____ Extracted entries
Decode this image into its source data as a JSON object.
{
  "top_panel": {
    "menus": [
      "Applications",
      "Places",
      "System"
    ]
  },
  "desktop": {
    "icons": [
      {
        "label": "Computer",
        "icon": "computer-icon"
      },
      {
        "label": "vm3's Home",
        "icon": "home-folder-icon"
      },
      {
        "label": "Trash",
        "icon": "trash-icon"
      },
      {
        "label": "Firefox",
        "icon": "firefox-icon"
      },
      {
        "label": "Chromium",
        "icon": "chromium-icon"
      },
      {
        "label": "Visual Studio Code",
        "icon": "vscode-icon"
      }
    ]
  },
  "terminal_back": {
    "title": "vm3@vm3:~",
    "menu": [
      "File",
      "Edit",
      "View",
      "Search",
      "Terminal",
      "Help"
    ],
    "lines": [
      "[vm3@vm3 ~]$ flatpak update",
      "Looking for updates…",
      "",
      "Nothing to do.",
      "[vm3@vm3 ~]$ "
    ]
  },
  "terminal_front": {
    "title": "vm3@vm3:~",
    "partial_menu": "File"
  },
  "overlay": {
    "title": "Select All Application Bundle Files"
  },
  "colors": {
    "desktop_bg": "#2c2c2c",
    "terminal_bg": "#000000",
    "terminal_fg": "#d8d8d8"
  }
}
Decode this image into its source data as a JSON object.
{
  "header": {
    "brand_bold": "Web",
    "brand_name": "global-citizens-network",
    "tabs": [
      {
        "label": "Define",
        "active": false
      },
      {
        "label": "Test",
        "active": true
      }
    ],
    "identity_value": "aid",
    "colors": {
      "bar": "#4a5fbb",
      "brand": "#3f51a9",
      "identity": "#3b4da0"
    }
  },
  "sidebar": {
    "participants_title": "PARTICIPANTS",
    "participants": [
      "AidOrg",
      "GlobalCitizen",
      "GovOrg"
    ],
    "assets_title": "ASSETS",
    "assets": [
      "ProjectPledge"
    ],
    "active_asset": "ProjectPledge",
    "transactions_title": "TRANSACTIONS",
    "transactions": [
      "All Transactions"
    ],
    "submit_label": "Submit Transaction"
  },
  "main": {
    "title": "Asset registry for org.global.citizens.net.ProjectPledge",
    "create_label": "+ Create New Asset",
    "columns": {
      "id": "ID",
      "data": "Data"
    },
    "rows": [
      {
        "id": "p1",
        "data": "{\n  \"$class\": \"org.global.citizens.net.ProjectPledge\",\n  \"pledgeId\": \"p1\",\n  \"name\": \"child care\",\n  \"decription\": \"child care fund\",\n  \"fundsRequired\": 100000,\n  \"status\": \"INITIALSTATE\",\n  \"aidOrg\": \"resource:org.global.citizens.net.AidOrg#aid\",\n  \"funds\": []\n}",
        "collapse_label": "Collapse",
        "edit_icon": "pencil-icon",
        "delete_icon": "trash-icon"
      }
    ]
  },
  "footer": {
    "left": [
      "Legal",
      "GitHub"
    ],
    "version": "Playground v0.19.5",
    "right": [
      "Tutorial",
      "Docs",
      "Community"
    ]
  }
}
________
What is asked | Every record above must be duplicated exactly.

Exercise result |
Decode this image into its source data as a JSON object.
{
  "top_panel": {
    "menus": [
      "Applications",
      "Places",
      "System"
    ]
  },
  "desktop": {
    "icons": [
      {
        "label": "Computer",
        "icon": "computer-icon"
      },
      {
        "label": "vm3's Home",
        "icon": "home-folder-icon"
      },
      {
        "label": "Trash",
        "icon": "trash-icon"
      },
      {
        "label": "Firefox",
        "icon": "firefox-icon"
      },
      {
        "label": "Chromium",
        "icon": "chromium-icon"
      },
      {
        "label": "Visual Studio Code",
        "icon": "vscode-icon"
      }
    ]
  },
  "terminal_back": {
    "title": "vm3@vm3:~",
    "menu": [
      "File",
      "Edit",
      "View",
      "Search",
      "Terminal",
      "Help"
    ],
    "lines": [
      "[vm3@vm3 ~]$ flatpak update",
      "Looking for updates…",
      "",
      "Nothing to do.",
      "[vm3@vm3 ~]$ "
    ]
  },
  "terminal_front": {
    "title": "vm3@vm3:~",
    "partial_menu": "File"
  },
  "overlay": {
    "title": "Select All Application Bundle Files"
  },
  "colors": {
    "desktop_bg": "#2c2c2c",
    "terminal_bg": "#000000",
    "terminal_fg": "#d8d8d8"
  }
}
Decode this image into its source data as a JSON object.
{
  "header": {
    "brand_bold": "Web",
    "brand_name": "global-citizens-network",
    "tabs": [
      {
        "label": "Define",
        "active": false
      },
      {
        "label": "Test",
        "active": true
      }
    ],
    "identity_value": "aid",
    "colors": {
      "bar": "#4a5fbb",
      "brand": "#3f51a9",
      "identity": "#3b4da0"
    }
  },
  "sidebar": {
    "participants_title": "PARTICIPANTS",
    "participants": [
      "AidOrg",
      "GlobalCitizen",
      "GovOrg"
    ],
    "assets_title": "ASSETS",
    "assets": [
      "ProjectPledge"
    ],
    "active_asset": "ProjectPledge",
    "transactions_title": "TRANSACTIONS",
    "transactions": [
      "All Transactions"
    ],
    "submit_label": "Submit Transaction"
  },
  "main": {
    "title": "Asset registry for org.global.citizens.net.ProjectPledge",
    "create_label": "+ Create New Asset",
    "columns": {
      "id": "ID",
      "data": "Data"
    },
    "rows": [
      {
        "id": "p1",
        "data": "{\n  \"$class\": \"org.global.citizens.net.ProjectPledge\",\n  \"pledgeId\": \"p1\",\n  \"name\": \"child care\",\n  \"decription\": \"child care fund\",\n  \"fundsRequired\": 100000,\n  \"status\": \"INITIALSTATE\",\n  \"aidOrg\": \"resource:org.global.citizens.net.AidOrg#aid\",\n  \"funds\": []\n}",
        "collapse_label": "Collapse",
        "edit_icon": "pencil-icon",
        "delete_icon": "trash-icon"
      }
    ]
  },
  "footer": {
    "left": [
      "Legal",
      "GitHub"
    ],
    "version": "Playground v0.19.5",
    "right": [
      "Tutorial",
      "Docs",
      "Community"
    ]
  }
}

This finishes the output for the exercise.